• **What the task asks**:
Gather, from the listing beneath this task, every line holding the string "буря".
----------
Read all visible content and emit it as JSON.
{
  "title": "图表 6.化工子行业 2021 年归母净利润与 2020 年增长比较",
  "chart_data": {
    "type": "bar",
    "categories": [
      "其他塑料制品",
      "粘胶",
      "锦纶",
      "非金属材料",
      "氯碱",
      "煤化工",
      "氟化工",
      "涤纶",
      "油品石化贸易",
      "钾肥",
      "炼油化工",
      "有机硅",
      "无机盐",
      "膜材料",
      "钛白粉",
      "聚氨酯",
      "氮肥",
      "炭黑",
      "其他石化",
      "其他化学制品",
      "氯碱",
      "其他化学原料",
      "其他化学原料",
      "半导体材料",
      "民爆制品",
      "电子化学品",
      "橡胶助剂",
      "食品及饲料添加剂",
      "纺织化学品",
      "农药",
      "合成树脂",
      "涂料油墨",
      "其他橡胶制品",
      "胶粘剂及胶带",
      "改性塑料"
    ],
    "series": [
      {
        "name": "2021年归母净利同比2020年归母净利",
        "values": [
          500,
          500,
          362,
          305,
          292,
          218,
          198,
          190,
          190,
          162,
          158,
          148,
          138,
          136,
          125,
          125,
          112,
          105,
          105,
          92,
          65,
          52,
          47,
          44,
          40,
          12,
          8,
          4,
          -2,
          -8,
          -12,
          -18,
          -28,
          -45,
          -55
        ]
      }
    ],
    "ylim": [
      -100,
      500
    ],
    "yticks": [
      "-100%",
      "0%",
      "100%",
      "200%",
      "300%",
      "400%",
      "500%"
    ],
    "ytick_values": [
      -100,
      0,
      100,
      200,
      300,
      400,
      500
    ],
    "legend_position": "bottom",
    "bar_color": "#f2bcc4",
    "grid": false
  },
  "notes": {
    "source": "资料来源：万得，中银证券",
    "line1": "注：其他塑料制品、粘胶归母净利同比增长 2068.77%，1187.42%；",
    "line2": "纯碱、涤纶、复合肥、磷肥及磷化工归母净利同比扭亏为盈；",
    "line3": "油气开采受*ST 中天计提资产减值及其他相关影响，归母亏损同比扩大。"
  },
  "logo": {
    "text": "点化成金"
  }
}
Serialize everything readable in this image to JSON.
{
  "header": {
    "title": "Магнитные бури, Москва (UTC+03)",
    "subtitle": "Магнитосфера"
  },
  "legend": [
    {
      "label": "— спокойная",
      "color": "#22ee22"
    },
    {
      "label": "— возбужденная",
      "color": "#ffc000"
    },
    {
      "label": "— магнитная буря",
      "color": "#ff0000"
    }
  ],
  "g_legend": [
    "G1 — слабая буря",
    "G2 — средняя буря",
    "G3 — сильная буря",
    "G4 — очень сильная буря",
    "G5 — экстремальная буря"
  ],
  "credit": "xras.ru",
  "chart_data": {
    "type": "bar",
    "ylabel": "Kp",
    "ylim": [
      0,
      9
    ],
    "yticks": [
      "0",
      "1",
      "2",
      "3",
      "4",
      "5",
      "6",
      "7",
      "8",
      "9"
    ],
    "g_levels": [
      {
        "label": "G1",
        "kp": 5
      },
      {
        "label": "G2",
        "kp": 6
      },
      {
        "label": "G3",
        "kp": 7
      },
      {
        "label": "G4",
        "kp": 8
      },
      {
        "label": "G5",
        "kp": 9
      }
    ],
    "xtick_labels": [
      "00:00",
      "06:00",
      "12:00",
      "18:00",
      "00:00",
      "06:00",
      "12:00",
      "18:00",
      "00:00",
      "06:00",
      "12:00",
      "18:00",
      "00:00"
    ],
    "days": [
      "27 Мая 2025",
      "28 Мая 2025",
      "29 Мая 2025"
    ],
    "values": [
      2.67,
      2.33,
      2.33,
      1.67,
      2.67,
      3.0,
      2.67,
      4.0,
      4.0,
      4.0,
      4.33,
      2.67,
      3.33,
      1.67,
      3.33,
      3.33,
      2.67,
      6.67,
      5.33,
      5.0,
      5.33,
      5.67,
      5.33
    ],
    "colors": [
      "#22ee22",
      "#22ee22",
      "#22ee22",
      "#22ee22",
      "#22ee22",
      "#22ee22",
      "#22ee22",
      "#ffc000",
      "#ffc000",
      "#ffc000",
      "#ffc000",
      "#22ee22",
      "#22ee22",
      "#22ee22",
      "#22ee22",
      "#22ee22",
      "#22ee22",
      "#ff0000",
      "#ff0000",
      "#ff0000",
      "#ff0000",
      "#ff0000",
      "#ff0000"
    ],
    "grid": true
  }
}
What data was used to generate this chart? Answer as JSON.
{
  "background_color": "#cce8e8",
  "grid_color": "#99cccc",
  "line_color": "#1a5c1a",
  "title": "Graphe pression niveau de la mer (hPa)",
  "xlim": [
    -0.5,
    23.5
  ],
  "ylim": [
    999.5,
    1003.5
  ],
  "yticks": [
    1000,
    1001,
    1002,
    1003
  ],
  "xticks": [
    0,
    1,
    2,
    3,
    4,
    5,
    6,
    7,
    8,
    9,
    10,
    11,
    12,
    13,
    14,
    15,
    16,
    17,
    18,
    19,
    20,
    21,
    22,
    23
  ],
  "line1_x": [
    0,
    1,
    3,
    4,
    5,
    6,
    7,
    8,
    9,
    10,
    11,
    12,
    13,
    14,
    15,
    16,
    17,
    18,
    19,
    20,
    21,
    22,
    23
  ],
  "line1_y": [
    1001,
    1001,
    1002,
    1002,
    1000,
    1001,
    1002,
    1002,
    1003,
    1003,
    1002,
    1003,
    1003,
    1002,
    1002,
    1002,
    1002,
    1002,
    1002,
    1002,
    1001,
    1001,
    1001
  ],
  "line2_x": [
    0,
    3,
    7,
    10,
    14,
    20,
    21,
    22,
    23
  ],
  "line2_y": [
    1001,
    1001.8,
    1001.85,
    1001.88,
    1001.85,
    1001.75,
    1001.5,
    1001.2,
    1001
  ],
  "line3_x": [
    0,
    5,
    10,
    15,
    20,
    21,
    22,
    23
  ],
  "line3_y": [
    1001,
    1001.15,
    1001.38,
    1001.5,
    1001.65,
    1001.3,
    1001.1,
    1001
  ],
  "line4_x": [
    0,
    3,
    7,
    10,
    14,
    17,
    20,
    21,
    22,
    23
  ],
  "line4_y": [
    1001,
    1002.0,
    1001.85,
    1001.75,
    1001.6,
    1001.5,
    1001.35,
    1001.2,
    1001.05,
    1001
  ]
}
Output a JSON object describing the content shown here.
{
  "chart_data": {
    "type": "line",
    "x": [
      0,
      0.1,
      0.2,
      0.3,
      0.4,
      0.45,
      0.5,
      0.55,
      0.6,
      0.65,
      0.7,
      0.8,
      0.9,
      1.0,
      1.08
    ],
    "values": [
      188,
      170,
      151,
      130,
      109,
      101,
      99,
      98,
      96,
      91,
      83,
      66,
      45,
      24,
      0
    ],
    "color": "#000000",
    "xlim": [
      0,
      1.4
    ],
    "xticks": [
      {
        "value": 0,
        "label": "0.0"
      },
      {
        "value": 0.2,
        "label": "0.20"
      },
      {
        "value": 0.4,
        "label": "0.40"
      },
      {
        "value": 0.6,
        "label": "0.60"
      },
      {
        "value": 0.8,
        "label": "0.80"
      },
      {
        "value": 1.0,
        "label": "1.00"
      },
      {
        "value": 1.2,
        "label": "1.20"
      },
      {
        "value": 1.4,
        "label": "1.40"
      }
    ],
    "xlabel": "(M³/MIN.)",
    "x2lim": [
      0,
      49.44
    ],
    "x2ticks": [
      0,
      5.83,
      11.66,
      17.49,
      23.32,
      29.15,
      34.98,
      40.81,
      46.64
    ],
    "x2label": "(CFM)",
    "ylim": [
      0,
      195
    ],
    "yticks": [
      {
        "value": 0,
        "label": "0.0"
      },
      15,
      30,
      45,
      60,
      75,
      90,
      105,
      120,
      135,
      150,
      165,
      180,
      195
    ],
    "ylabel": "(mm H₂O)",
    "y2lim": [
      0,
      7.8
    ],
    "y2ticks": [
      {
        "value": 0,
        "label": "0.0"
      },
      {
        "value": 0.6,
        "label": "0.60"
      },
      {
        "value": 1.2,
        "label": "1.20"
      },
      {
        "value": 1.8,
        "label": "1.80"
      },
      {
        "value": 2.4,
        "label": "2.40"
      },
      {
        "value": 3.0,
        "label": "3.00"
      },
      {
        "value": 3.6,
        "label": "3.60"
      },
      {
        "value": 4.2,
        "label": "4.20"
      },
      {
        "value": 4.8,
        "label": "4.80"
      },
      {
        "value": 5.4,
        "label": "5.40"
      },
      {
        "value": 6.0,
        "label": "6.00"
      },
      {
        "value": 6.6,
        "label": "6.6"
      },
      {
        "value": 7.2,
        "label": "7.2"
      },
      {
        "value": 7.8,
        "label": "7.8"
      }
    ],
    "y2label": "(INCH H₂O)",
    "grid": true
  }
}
----------
• **Task answer**:
      "label": "— магнитная буря",
    "G1 — слабая буря",
    "G2 — средняя буря",
    "G3 — сильная буря",
    "G4 — очень сильная буря",
    "G5 — экстремальная буря"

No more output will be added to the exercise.